(Figure contents as structured data)
* START *

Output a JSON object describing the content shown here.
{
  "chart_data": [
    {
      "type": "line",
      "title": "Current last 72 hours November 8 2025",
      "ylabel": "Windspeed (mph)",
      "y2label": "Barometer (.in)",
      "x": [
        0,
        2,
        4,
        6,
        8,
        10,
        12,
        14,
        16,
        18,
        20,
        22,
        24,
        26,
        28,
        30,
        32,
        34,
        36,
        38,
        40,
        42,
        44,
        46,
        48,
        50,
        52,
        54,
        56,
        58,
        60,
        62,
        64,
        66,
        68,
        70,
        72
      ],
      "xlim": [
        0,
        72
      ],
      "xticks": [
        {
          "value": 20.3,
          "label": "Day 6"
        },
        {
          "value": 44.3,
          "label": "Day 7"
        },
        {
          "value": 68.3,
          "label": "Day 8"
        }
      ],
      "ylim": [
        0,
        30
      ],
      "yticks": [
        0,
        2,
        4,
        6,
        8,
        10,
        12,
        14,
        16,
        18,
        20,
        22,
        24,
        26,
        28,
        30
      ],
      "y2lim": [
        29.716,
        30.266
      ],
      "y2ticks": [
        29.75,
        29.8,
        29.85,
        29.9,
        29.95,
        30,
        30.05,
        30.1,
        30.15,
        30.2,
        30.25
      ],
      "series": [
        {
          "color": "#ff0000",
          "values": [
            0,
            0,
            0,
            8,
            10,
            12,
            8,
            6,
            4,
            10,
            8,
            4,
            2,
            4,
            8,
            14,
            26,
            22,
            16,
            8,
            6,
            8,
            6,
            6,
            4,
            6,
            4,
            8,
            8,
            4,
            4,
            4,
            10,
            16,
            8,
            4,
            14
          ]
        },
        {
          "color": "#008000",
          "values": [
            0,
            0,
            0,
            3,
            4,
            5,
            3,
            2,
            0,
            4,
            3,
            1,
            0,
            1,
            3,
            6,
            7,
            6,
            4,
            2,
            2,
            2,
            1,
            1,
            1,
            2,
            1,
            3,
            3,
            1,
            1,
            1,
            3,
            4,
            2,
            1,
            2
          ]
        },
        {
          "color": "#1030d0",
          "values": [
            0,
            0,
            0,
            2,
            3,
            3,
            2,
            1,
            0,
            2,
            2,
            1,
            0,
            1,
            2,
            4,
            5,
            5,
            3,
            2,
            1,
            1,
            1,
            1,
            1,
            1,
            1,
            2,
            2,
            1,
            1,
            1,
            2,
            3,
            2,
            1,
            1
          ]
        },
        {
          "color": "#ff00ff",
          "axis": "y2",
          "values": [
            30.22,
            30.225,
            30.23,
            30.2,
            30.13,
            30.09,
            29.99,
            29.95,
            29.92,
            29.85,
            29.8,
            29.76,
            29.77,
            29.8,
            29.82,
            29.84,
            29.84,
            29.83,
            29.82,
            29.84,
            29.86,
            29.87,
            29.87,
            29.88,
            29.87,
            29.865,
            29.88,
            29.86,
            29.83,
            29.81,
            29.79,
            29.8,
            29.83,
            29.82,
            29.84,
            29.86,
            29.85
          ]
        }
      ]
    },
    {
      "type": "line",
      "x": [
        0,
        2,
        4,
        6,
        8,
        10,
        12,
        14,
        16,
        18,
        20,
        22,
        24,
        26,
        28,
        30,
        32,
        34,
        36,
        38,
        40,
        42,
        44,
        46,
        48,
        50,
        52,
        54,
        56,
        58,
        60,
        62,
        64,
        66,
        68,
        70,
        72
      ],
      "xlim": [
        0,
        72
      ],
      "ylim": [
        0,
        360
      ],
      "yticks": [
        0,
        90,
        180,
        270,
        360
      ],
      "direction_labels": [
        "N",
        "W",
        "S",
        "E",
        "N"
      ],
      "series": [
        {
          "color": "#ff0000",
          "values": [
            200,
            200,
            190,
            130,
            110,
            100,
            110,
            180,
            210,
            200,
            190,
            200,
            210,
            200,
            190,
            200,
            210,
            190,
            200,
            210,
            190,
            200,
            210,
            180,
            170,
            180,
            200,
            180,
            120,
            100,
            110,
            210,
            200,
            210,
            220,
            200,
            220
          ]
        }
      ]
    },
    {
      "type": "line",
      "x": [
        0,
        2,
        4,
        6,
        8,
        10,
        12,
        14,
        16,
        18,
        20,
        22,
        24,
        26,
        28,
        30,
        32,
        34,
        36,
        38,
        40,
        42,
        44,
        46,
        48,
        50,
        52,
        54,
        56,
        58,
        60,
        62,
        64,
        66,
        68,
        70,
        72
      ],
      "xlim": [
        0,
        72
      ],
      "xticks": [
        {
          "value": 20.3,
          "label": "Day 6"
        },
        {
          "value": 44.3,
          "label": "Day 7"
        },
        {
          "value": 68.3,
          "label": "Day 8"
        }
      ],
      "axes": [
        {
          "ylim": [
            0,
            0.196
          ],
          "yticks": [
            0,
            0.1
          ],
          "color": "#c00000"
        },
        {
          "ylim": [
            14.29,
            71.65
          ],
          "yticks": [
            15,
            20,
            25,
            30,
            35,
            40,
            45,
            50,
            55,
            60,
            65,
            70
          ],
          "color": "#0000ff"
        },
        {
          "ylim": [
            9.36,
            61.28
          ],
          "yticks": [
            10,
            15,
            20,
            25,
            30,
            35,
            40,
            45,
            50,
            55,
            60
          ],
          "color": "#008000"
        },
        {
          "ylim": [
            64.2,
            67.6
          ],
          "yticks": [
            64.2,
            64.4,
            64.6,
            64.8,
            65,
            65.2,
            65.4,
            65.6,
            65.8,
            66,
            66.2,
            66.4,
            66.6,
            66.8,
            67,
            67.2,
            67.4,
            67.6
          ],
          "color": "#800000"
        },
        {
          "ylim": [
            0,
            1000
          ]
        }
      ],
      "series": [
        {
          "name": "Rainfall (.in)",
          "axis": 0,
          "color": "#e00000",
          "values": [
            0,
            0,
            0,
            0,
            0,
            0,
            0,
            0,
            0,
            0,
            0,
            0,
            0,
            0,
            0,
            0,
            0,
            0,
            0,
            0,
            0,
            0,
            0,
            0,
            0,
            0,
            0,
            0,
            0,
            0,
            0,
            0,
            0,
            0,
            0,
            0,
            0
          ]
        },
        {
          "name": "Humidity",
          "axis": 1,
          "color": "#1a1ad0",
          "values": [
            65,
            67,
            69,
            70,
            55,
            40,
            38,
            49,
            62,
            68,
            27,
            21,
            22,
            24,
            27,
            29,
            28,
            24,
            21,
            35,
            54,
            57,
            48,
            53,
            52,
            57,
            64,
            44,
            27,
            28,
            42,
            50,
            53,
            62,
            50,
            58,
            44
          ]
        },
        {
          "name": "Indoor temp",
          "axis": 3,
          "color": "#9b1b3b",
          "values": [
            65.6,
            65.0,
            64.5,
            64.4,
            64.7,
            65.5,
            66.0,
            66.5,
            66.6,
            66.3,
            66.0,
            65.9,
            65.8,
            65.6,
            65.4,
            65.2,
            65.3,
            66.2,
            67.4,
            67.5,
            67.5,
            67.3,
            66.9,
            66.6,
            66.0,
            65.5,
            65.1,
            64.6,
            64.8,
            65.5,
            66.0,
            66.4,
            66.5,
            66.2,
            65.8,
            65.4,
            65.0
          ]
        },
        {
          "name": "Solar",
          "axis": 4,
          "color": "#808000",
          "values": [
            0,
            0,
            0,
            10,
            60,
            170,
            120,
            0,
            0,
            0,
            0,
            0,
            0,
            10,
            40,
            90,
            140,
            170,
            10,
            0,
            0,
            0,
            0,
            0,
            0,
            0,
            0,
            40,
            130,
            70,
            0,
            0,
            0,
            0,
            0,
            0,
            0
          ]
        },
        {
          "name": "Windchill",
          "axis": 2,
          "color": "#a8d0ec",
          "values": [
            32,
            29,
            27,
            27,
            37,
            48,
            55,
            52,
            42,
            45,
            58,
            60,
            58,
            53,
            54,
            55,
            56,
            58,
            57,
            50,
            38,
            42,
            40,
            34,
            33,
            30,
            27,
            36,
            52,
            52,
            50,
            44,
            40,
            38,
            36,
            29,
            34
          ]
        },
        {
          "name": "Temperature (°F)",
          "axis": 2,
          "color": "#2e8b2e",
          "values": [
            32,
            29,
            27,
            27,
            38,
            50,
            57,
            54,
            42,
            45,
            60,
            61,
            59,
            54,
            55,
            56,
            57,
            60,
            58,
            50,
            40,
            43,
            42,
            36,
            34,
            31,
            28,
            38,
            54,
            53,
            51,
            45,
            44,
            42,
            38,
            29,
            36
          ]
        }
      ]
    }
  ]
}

* END *

Only a number is expected here: the count of lines in the listing that hold the string "name".

ANSWER TO THE EXERCISE
6